(Extracted data entries)

--------------------

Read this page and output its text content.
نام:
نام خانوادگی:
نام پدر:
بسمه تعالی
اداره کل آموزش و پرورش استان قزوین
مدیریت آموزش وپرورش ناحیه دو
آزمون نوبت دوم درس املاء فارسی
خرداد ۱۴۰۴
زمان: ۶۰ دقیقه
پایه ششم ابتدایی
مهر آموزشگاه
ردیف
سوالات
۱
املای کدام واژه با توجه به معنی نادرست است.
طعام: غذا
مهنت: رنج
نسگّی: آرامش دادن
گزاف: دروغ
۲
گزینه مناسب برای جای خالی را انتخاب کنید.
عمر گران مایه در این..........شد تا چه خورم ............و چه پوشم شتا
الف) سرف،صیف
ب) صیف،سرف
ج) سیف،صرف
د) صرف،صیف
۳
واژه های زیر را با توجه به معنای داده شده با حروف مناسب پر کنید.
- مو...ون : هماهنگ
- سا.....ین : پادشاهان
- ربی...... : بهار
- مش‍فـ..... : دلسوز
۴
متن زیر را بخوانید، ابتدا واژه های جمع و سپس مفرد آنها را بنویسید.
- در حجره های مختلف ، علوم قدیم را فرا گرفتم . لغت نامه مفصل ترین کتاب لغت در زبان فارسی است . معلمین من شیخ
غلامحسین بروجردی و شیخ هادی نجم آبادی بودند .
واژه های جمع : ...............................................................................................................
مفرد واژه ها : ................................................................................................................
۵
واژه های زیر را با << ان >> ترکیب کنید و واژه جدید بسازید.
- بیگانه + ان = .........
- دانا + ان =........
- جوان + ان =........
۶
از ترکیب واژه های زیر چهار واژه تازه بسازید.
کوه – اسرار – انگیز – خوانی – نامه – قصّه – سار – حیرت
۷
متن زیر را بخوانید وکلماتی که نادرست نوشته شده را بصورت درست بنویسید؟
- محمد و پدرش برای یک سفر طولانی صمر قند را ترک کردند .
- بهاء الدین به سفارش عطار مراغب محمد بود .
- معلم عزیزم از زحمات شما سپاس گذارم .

--------------------

**TASK TO CARRY OUT:** Copy all of the data exactly.

**WRITTEN SOLUTION:**
Read this page and output its text content.
نام:
نام خانوادگی:
نام پدر:
بسمه تعالی
اداره کل آموزش و پرورش استان قزوین
مدیریت آموزش وپرورش ناحیه دو
آزمون نوبت دوم درس املاء فارسی
خرداد ۱۴۰۴
زمان: ۶۰ دقیقه
پایه ششم ابتدایی
مهر آموزشگاه
ردیف
سوالات
۱
املای کدام واژه با توجه به معنی نادرست است.
طعام: غذا
مهنت: رنج
نسگّی: آرامش دادن
گزاف: دروغ
۲
گزینه مناسب برای جای خالی را انتخاب کنید.
عمر گران مایه در این..........شد تا چه خورم ............و چه پوشم شتا
الف) سرف،صیف
ب) صیف،سرف
ج) سیف،صرف
د) صرف،صیف
۳
واژه های زیر را با توجه به معنای داده شده با حروف مناسب پر کنید.
- مو...ون : هماهنگ
- سا.....ین : پادشاهان
- ربی...... : بهار
- مش‍فـ..... : دلسوز
۴
متن زیر را بخوانید، ابتدا واژه های جمع و سپس مفرد آنها را بنویسید.
- در حجره های مختلف ، علوم قدیم را فرا گرفتم . لغت نامه مفصل ترین کتاب لغت در زبان فارسی است . معلمین من شیخ
غلامحسین بروجردی و شیخ هادی نجم آبادی بودند .
واژه های جمع : ...............................................................................................................
مفرد واژه ها : ................................................................................................................
۵
واژه های زیر را با << ان >> ترکیب کنید و واژه جدید بسازید.
- بیگانه + ان = .........
- دانا + ان =........
- جوان + ان =........
۶
از ترکیب واژه های زیر چهار واژه تازه بسازید.
کوه – اسرار – انگیز – خوانی – نامه – قصّه – سار – حیرت
۷
متن زیر را بخوانید وکلماتی که نادرست نوشته شده را بصورت درست بنویسید؟
- محمد و پدرش برای یک سفر طولانی صمر قند را ترک کردند .
- بهاء الدین به سفارش عطار مراغب محمد بود .
- معلم عزیزم از زحمات شما سپاس گذارم .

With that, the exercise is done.